Recorded information ::
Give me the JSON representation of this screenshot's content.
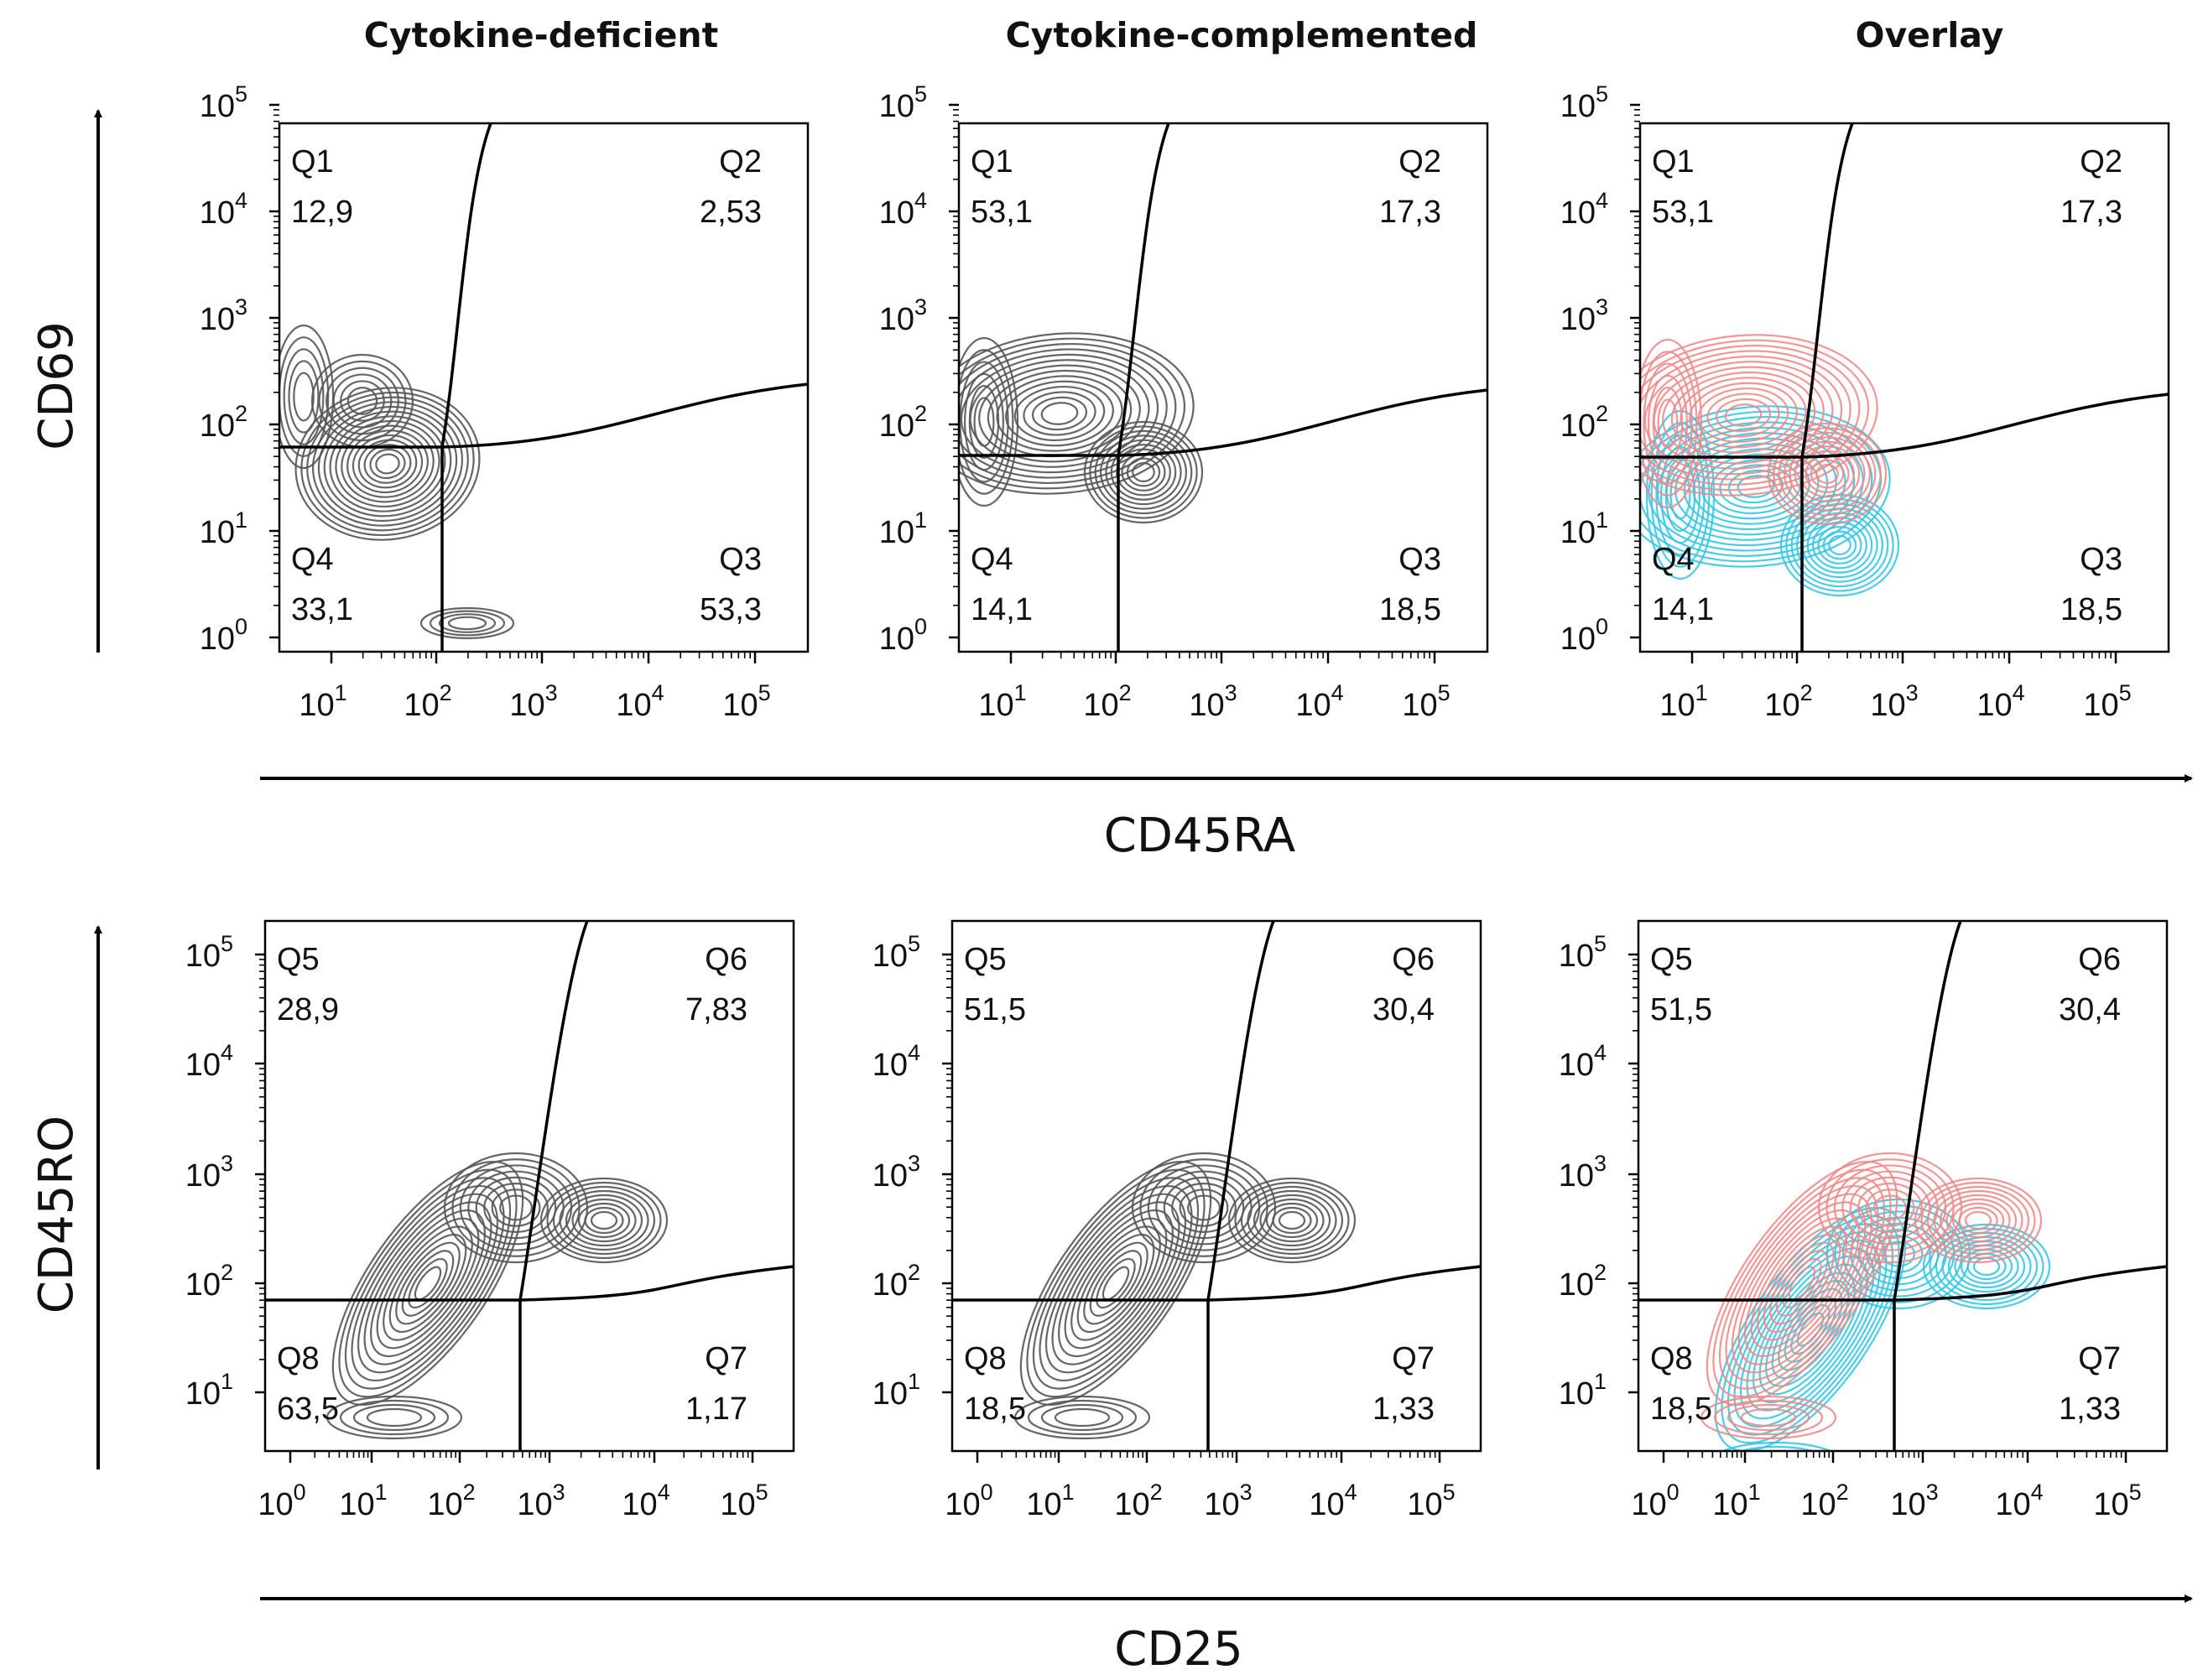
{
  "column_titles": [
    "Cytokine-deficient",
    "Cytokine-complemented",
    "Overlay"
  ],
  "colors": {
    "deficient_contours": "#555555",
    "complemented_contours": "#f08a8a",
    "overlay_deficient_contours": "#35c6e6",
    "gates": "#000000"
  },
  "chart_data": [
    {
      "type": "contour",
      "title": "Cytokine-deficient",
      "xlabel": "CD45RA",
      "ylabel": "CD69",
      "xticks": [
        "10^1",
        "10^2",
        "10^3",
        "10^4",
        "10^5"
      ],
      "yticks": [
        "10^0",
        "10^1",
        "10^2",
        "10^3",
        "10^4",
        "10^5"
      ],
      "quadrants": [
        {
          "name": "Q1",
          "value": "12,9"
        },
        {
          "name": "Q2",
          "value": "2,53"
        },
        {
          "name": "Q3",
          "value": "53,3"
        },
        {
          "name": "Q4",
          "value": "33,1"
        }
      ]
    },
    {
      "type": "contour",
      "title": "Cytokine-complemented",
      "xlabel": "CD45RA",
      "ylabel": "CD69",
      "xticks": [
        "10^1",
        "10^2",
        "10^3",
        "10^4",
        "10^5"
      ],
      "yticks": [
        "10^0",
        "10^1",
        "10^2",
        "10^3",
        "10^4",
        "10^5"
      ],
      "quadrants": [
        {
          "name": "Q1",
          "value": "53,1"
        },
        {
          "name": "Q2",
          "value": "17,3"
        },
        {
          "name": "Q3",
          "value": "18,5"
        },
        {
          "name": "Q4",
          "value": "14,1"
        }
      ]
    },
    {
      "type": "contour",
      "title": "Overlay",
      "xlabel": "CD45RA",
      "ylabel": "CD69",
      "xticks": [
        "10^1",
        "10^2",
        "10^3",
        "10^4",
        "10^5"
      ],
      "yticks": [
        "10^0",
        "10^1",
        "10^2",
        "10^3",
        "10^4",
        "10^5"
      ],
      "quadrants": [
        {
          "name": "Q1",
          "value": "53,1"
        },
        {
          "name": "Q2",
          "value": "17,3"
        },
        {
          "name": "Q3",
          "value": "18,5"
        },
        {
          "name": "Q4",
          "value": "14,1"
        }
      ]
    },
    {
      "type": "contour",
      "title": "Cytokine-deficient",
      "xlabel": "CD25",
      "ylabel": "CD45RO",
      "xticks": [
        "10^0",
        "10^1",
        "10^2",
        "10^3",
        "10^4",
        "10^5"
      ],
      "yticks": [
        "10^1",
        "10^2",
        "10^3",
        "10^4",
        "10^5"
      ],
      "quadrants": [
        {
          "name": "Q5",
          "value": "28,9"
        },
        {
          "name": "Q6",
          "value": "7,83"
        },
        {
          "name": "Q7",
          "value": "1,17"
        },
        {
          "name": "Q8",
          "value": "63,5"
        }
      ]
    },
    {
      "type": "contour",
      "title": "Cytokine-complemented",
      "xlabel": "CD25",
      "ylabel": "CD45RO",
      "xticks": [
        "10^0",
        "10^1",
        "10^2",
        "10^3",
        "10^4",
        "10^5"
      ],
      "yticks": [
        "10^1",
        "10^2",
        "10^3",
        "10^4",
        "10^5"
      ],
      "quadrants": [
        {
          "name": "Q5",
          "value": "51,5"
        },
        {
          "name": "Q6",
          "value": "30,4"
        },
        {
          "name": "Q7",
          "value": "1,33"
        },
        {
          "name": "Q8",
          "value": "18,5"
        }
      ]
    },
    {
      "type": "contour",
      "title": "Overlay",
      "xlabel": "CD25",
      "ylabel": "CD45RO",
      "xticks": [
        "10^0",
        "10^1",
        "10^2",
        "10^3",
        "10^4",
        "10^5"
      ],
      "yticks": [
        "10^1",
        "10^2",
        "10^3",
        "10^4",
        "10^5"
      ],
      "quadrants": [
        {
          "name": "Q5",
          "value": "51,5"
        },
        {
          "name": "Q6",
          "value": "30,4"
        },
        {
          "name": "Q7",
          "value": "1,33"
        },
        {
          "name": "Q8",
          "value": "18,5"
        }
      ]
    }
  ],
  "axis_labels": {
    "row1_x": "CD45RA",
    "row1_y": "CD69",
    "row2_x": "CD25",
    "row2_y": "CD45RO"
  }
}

Written instruction :: The records above should be reproduced exactly, with no pictures included.

Result for this task ::
Give me the JSON representation of this screenshot's content.
{
  "column_titles": [
    "Cytokine-deficient",
    "Cytokine-complemented",
    "Overlay"
  ],
  "colors": {
    "deficient_contours": "#555555",
    "complemented_contours": "#f08a8a",
    "overlay_deficient_contours": "#35c6e6",
    "gates": "#000000"
  },
  "chart_data": [
    {
      "type": "contour",
      "title": "Cytokine-deficient",
      "xlabel": "CD45RA",
      "ylabel": "CD69",
      "xticks": [
        "10^1",
        "10^2",
        "10^3",
        "10^4",
        "10^5"
      ],
      "yticks": [
        "10^0",
        "10^1",
        "10^2",
        "10^3",
        "10^4",
        "10^5"
      ],
      "quadrants": [
        {
          "name": "Q1",
          "value": "12,9"
        },
        {
          "name": "Q2",
          "value": "2,53"
        },
        {
          "name": "Q3",
          "value": "53,3"
        },
        {
          "name": "Q4",
          "value": "33,1"
        }
      ]
    },
    {
      "type": "contour",
      "title": "Cytokine-complemented",
      "xlabel": "CD45RA",
      "ylabel": "CD69",
      "xticks": [
        "10^1",
        "10^2",
        "10^3",
        "10^4",
        "10^5"
      ],
      "yticks": [
        "10^0",
        "10^1",
        "10^2",
        "10^3",
        "10^4",
        "10^5"
      ],
      "quadrants": [
        {
          "name": "Q1",
          "value": "53,1"
        },
        {
          "name": "Q2",
          "value": "17,3"
        },
        {
          "name": "Q3",
          "value": "18,5"
        },
        {
          "name": "Q4",
          "value": "14,1"
        }
      ]
    },
    {
      "type": "contour",
      "title": "Overlay",
      "xlabel": "CD45RA",
      "ylabel": "CD69",
      "xticks": [
        "10^1",
        "10^2",
        "10^3",
        "10^4",
        "10^5"
      ],
      "yticks": [
        "10^0",
        "10^1",
        "10^2",
        "10^3",
        "10^4",
        "10^5"
      ],
      "quadrants": [
        {
          "name": "Q1",
          "value": "53,1"
        },
        {
          "name": "Q2",
          "value": "17,3"
        },
        {
          "name": "Q3",
          "value": "18,5"
        },
        {
          "name": "Q4",
          "value": "14,1"
        }
      ]
    },
    {
      "type": "contour",
      "title": "Cytokine-deficient",
      "xlabel": "CD25",
      "ylabel": "CD45RO",
      "xticks": [
        "10^0",
        "10^1",
        "10^2",
        "10^3",
        "10^4",
        "10^5"
      ],
      "yticks": [
        "10^1",
        "10^2",
        "10^3",
        "10^4",
        "10^5"
      ],
      "quadrants": [
        {
          "name": "Q5",
          "value": "28,9"
        },
        {
          "name": "Q6",
          "value": "7,83"
        },
        {
          "name": "Q7",
          "value": "1,17"
        },
        {
          "name": "Q8",
          "value": "63,5"
        }
      ]
    },
    {
      "type": "contour",
      "title": "Cytokine-complemented",
      "xlabel": "CD25",
      "ylabel": "CD45RO",
      "xticks": [
        "10^0",
        "10^1",
        "10^2",
        "10^3",
        "10^4",
        "10^5"
      ],
      "yticks": [
        "10^1",
        "10^2",
        "10^3",
        "10^4",
        "10^5"
      ],
      "quadrants": [
        {
          "name": "Q5",
          "value": "51,5"
        },
        {
          "name": "Q6",
          "value": "30,4"
        },
        {
          "name": "Q7",
          "value": "1,33"
        },
        {
          "name": "Q8",
          "value": "18,5"
        }
      ]
    },
    {
      "type": "contour",
      "title": "Overlay",
      "xlabel": "CD25",
      "ylabel": "CD45RO",
      "xticks": [
        "10^0",
        "10^1",
        "10^2",
        "10^3",
        "10^4",
        "10^5"
      ],
      "yticks": [
        "10^1",
        "10^2",
        "10^3",
        "10^4",
        "10^5"
      ],
      "quadrants": [
        {
          "name": "Q5",
          "value": "51,5"
        },
        {
          "name": "Q6",
          "value": "30,4"
        },
        {
          "name": "Q7",
          "value": "1,33"
        },
        {
          "name": "Q8",
          "value": "18,5"
        }
      ]
    }
  ],
  "axis_labels": {
    "row1_x": "CD45RA",
    "row1_y": "CD69",
    "row2_x": "CD25",
    "row2_y": "CD45RO"
  }
}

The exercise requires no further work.